— begin INFORMATION SHOWN —
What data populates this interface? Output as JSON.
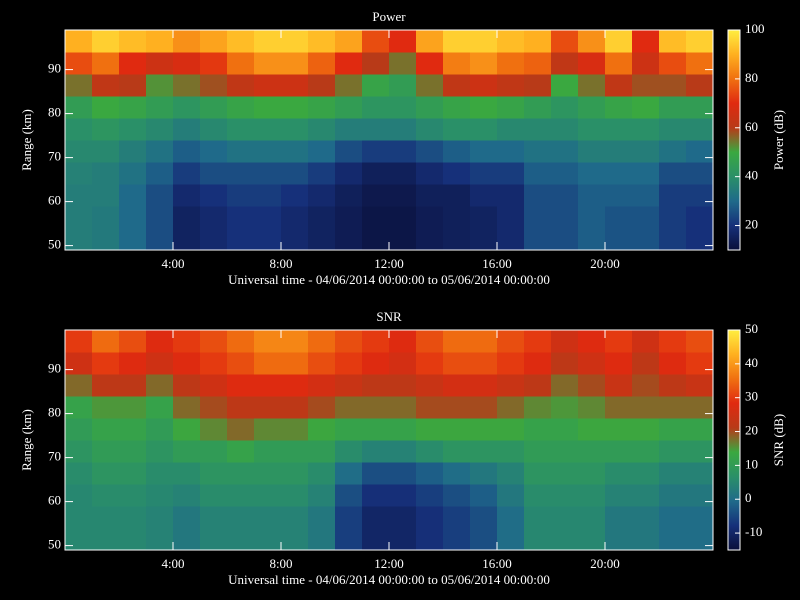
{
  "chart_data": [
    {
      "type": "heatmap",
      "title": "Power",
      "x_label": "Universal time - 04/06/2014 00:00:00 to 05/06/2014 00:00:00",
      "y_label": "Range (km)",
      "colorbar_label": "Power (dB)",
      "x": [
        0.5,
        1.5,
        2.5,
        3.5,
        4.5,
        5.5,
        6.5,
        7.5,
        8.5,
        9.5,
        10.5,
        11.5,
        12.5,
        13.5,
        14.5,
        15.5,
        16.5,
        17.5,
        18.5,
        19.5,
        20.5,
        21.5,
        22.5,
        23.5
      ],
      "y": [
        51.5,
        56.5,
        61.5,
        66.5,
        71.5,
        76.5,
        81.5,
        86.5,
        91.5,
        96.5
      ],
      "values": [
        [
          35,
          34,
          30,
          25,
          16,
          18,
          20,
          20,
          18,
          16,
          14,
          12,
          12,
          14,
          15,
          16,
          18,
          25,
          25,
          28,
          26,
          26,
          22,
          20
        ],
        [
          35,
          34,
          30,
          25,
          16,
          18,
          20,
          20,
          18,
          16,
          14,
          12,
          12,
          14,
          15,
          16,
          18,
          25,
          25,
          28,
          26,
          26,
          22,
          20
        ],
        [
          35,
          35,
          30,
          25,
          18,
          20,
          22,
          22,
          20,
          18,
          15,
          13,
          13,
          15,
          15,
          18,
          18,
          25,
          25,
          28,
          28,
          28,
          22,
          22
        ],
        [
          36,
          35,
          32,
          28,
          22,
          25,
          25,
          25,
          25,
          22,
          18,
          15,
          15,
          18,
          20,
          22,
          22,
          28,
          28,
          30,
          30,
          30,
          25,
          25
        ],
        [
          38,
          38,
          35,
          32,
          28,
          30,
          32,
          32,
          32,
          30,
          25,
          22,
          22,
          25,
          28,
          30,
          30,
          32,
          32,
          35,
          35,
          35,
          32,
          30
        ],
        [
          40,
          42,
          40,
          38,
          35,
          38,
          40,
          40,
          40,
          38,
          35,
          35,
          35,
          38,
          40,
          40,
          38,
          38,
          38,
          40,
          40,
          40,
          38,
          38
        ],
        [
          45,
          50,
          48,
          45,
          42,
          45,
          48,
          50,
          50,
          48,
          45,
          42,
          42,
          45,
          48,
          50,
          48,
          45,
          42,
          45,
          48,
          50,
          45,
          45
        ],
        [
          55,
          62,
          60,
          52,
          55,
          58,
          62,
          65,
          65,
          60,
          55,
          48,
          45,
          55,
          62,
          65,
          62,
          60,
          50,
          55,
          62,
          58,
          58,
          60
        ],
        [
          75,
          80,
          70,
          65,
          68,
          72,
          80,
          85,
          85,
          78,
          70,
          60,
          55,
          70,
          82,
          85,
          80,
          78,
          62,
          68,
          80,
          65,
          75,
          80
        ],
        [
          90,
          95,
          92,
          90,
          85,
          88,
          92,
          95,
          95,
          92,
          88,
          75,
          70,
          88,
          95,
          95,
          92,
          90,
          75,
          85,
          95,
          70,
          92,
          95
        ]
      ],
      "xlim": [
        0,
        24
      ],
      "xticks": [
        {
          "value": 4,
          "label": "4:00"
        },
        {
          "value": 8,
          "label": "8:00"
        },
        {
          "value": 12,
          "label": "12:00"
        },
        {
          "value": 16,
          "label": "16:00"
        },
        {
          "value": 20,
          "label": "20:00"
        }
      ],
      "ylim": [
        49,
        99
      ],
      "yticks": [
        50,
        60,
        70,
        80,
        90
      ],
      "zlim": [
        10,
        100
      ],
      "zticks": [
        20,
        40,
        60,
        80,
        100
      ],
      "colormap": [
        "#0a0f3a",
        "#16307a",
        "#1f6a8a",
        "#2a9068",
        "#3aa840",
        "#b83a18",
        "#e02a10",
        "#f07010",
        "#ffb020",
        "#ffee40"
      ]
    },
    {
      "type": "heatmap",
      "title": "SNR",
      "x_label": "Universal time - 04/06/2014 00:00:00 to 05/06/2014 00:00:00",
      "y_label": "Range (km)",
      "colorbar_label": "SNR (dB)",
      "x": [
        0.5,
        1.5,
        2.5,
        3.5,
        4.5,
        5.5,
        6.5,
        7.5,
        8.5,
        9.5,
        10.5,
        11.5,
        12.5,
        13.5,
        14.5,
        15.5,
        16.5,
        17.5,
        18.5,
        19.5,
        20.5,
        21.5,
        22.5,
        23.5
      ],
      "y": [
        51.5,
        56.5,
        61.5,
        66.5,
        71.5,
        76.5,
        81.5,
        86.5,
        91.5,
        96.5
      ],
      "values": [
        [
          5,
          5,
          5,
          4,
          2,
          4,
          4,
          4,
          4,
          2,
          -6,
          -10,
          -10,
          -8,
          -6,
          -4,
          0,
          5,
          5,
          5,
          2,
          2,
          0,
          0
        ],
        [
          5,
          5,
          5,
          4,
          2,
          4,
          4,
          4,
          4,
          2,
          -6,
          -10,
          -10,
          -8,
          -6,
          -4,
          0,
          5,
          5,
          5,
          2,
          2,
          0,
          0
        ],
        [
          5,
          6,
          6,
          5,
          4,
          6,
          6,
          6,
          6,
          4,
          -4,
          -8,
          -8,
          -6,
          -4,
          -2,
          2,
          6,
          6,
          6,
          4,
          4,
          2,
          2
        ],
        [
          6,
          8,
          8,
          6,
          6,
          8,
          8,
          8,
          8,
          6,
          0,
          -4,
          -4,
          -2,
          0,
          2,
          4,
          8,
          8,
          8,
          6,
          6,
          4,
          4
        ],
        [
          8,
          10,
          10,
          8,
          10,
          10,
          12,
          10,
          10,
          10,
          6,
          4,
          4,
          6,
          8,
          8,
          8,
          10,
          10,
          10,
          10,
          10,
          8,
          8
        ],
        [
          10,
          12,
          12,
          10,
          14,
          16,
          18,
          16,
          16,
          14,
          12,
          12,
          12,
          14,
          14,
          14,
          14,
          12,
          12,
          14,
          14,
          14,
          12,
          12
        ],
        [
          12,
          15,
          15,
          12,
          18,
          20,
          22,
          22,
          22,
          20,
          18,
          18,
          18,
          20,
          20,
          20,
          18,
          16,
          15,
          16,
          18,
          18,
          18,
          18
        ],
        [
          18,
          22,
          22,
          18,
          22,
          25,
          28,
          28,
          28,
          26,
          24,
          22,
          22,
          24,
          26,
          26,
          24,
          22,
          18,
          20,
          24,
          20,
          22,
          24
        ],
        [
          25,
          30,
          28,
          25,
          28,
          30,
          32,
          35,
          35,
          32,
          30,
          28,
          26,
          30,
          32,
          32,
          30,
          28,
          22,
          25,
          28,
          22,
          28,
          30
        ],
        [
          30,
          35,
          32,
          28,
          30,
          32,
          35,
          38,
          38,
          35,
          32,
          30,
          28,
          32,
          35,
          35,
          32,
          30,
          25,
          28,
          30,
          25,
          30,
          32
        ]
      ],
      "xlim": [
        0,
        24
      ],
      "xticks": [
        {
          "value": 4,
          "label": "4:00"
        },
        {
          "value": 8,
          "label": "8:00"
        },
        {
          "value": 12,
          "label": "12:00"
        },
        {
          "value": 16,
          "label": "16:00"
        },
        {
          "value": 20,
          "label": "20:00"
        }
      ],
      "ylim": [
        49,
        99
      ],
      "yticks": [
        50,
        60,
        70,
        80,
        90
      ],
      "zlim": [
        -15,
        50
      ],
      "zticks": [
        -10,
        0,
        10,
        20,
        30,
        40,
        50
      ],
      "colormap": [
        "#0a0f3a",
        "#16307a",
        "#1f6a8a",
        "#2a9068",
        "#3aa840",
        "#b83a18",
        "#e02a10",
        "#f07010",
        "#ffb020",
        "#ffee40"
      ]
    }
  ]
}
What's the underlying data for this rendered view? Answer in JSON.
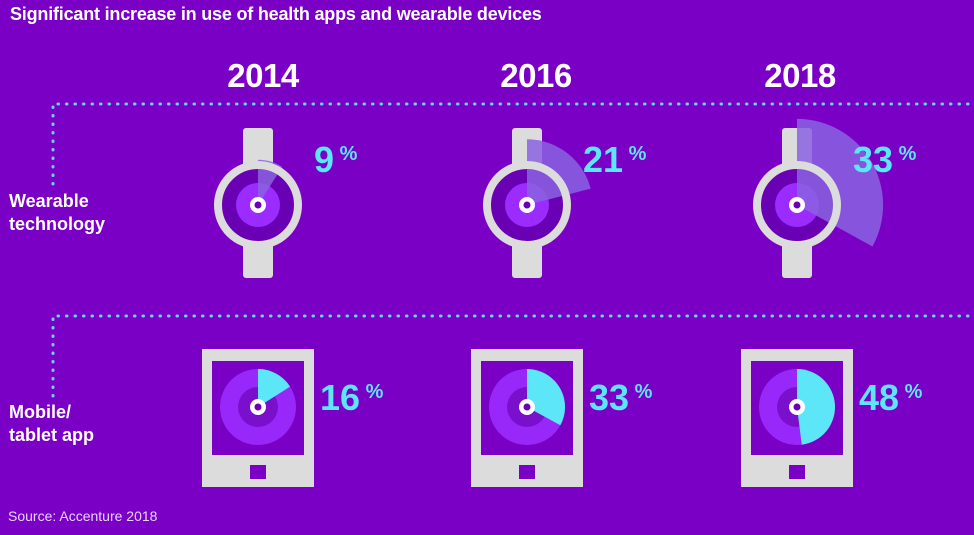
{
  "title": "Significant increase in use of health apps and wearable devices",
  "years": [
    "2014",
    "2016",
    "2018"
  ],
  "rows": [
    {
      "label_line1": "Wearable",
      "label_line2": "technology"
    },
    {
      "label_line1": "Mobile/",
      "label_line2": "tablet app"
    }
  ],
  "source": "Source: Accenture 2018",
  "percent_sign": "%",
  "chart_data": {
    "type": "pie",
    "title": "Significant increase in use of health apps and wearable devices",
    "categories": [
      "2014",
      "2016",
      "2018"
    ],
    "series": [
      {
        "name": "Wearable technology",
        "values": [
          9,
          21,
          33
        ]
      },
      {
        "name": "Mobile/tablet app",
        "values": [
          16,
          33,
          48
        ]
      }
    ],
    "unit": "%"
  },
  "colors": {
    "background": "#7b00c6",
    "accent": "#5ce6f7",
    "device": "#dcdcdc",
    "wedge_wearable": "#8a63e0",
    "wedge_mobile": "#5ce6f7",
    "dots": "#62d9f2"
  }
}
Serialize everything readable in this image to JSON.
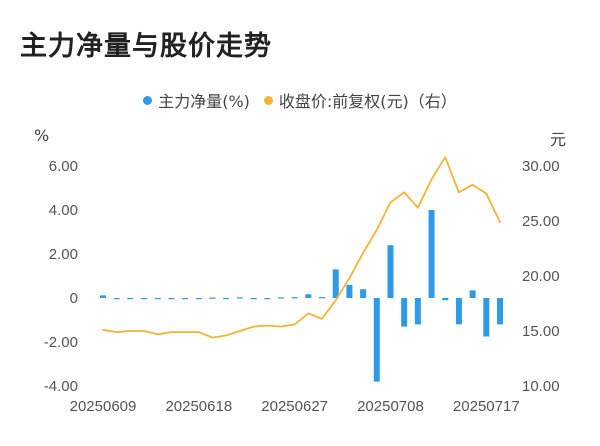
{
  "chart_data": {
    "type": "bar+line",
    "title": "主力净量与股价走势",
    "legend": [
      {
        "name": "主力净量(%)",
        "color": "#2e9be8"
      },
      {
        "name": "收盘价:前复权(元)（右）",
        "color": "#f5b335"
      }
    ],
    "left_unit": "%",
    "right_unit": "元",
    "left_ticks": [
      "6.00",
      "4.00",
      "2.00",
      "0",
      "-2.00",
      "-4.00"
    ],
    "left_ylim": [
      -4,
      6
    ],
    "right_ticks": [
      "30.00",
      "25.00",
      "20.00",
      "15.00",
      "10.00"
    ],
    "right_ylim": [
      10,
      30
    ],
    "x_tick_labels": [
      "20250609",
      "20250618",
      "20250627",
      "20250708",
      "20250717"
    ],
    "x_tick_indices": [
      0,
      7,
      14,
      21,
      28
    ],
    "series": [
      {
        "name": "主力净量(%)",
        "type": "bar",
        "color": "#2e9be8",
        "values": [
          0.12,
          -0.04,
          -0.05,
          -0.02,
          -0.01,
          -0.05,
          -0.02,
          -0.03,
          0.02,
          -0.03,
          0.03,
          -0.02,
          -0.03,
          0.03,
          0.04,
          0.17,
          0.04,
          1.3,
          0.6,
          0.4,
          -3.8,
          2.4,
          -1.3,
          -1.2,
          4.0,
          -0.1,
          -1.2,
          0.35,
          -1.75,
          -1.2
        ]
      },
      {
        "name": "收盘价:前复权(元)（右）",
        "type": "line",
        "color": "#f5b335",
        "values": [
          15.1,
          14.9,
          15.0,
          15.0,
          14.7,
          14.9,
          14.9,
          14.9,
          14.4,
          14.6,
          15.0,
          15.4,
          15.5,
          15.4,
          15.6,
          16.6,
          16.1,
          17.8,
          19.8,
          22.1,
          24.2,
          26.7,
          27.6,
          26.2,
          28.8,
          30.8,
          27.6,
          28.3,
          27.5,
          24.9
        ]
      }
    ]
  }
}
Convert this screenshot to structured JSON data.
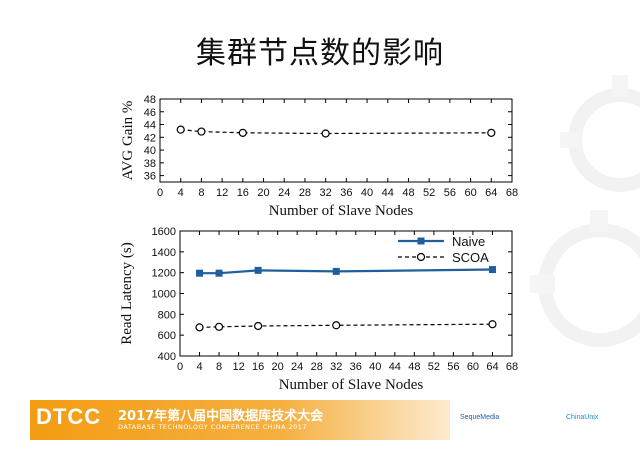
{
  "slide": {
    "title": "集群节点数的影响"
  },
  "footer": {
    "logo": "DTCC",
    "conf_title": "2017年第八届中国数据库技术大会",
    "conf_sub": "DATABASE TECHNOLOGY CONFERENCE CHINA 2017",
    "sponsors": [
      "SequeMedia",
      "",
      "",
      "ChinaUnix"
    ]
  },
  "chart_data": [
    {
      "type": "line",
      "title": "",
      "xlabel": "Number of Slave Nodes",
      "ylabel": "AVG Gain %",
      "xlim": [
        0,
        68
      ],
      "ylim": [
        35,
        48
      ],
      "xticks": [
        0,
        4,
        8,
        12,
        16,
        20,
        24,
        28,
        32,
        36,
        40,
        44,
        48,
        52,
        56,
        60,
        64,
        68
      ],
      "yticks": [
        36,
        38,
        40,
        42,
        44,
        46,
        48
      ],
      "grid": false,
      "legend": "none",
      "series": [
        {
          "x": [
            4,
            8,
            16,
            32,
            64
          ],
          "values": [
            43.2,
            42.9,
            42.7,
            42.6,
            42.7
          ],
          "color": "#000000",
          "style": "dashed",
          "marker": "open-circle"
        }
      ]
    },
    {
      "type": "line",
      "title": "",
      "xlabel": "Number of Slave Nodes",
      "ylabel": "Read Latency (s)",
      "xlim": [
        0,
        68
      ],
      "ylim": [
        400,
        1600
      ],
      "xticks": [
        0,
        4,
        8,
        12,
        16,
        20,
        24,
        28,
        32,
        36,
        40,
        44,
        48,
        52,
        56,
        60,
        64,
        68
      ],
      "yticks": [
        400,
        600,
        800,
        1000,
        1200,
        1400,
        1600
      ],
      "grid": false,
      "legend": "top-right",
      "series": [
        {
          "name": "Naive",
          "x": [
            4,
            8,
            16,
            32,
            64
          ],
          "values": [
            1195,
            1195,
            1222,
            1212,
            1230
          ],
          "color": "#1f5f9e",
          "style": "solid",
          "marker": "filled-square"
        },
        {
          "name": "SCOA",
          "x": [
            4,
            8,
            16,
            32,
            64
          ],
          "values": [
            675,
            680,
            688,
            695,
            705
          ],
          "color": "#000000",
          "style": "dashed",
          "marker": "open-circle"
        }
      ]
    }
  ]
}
— end INFORMATION SHOWN —
OBJECTIVE: Scan the records above for the string "apps", then select every line that holds it.

THE COMPLETED TASK:
  "title": "Significant increase in use of health apps and wearable devices",
    "title": "Significant increase in use of health apps and wearable devices",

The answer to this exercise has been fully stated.